Start ENTRIES
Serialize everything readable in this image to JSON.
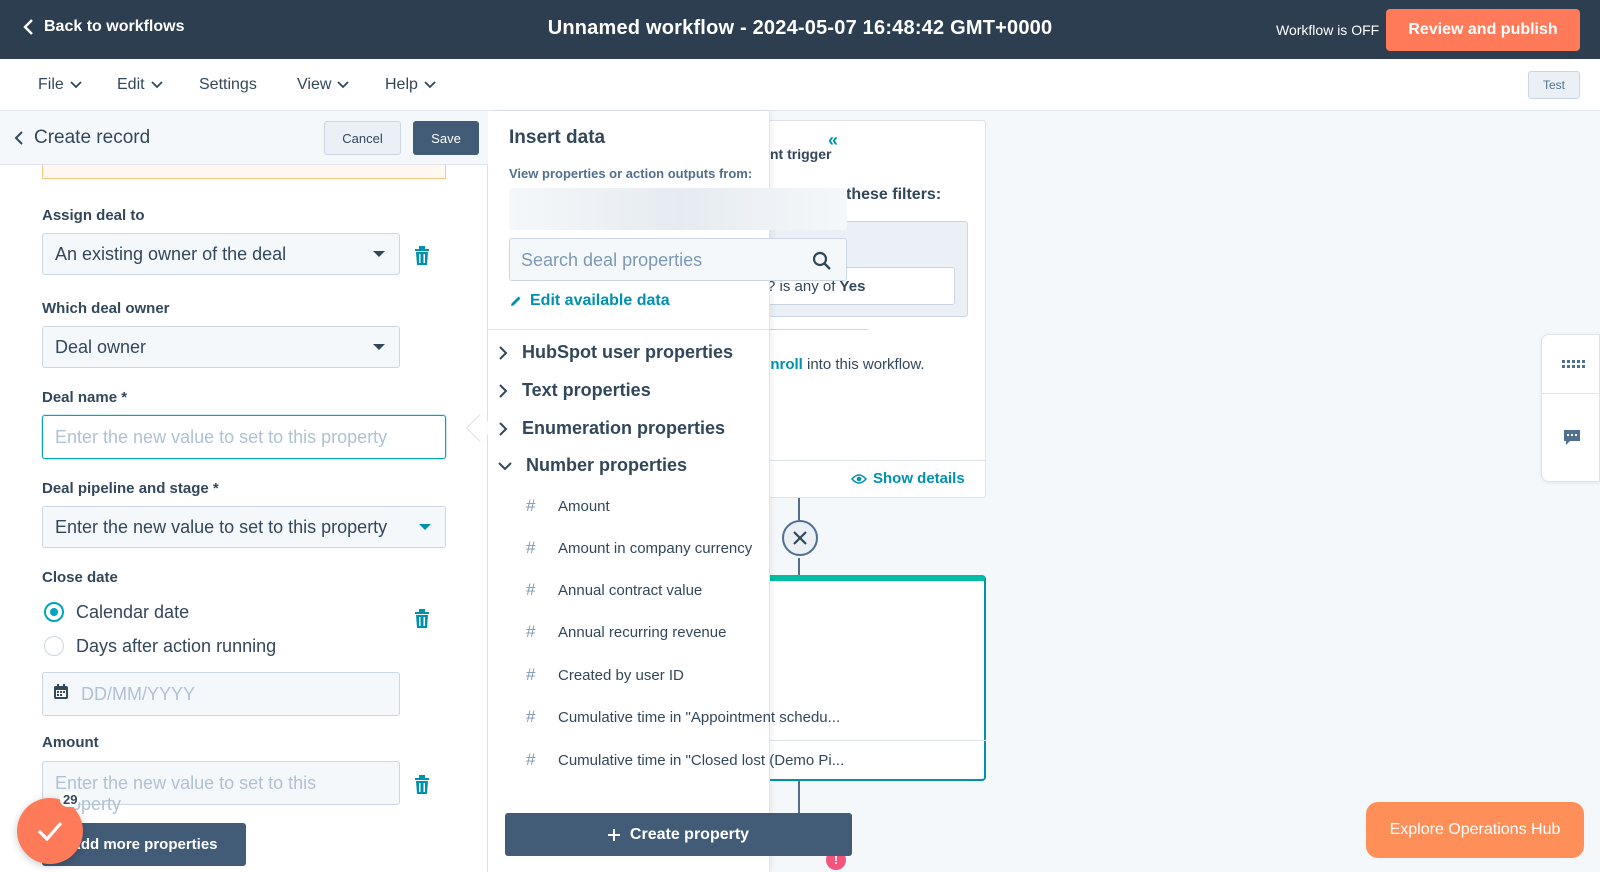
{
  "topbar": {
    "back_label": "Back to workflows",
    "title": "Unnamed workflow - 2024-05-07 16:48:42 GMT+0000",
    "status": "Workflow is OFF",
    "publish_label": "Review and publish"
  },
  "menu": {
    "items": [
      "File",
      "Edit",
      "Settings",
      "View",
      "Help"
    ],
    "test_label": "Test"
  },
  "left_panel": {
    "title": "Create record",
    "cancel_label": "Cancel",
    "save_label": "Save",
    "assign_label": "Assign deal to",
    "assign_value": "An existing owner of the deal",
    "which_owner_label": "Which deal owner",
    "which_owner_value": "Deal owner",
    "deal_name_label": "Deal name *",
    "deal_name_placeholder": "Enter the new value to set to this property",
    "pipeline_label": "Deal pipeline and stage *",
    "pipeline_value": "Enter the new value to set to this property",
    "close_date_label": "Close date",
    "radio_calendar": "Calendar date",
    "radio_days": "Days after action running",
    "date_placeholder": "DD/MM/YYYY",
    "amount_label": "Amount",
    "amount_placeholder": "Enter the new value to set to this property",
    "add_more_label": "Add more properties",
    "badge_count": "29"
  },
  "insert_data": {
    "title": "Insert data",
    "subtitle": "View properties or action outputs from:",
    "search_placeholder": "Search deal properties",
    "edit_label": "Edit available data",
    "groups": [
      "HubSpot user properties",
      "Text properties",
      "Enumeration properties",
      "Number properties"
    ],
    "number_properties": [
      "Amount",
      "Amount in company currency",
      "Annual contract value",
      "Annual recurring revenue",
      "Created by user ID",
      "Cumulative time in \"Appointment schedu...",
      "Cumulative time in \"Closed lost (Demo Pi..."
    ],
    "create_label": "Create property"
  },
  "canvas": {
    "trigger_title": "nt trigger",
    "filters_text": "these filters:",
    "filter_text": "? is any of",
    "filter_value": "Yes",
    "enroll_link": "enroll",
    "enroll_rest": " into this workflow.",
    "show_details": "Show details",
    "explore_label": "Explore Operations Hub"
  },
  "colors": {
    "topbar": "#2d3e50",
    "accent": "#ff7a59",
    "link": "#0091ae",
    "dark_button": "#425b76"
  }
}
End ENTRIES
WRITTEN INSTRUCTION: An exact transcription of all the entries is required, without the pictures.

WRITTEN REPLY:
Serialize everything readable in this image to JSON.
{
  "topbar": {
    "back_label": "Back to workflows",
    "title": "Unnamed workflow - 2024-05-07 16:48:42 GMT+0000",
    "status": "Workflow is OFF",
    "publish_label": "Review and publish"
  },
  "menu": {
    "items": [
      "File",
      "Edit",
      "Settings",
      "View",
      "Help"
    ],
    "test_label": "Test"
  },
  "left_panel": {
    "title": "Create record",
    "cancel_label": "Cancel",
    "save_label": "Save",
    "assign_label": "Assign deal to",
    "assign_value": "An existing owner of the deal",
    "which_owner_label": "Which deal owner",
    "which_owner_value": "Deal owner",
    "deal_name_label": "Deal name *",
    "deal_name_placeholder": "Enter the new value to set to this property",
    "pipeline_label": "Deal pipeline and stage *",
    "pipeline_value": "Enter the new value to set to this property",
    "close_date_label": "Close date",
    "radio_calendar": "Calendar date",
    "radio_days": "Days after action running",
    "date_placeholder": "DD/MM/YYYY",
    "amount_label": "Amount",
    "amount_placeholder": "Enter the new value to set to this property",
    "add_more_label": "Add more properties",
    "badge_count": "29"
  },
  "insert_data": {
    "title": "Insert data",
    "subtitle": "View properties or action outputs from:",
    "search_placeholder": "Search deal properties",
    "edit_label": "Edit available data",
    "groups": [
      "HubSpot user properties",
      "Text properties",
      "Enumeration properties",
      "Number properties"
    ],
    "number_properties": [
      "Amount",
      "Amount in company currency",
      "Annual contract value",
      "Annual recurring revenue",
      "Created by user ID",
      "Cumulative time in \"Appointment schedu...",
      "Cumulative time in \"Closed lost (Demo Pi..."
    ],
    "create_label": "Create property"
  },
  "canvas": {
    "trigger_title": "nt trigger",
    "filters_text": "these filters:",
    "filter_text": "? is any of",
    "filter_value": "Yes",
    "enroll_link": "enroll",
    "enroll_rest": " into this workflow.",
    "show_details": "Show details",
    "explore_label": "Explore Operations Hub"
  },
  "colors": {
    "topbar": "#2d3e50",
    "accent": "#ff7a59",
    "link": "#0091ae",
    "dark_button": "#425b76"
  }
}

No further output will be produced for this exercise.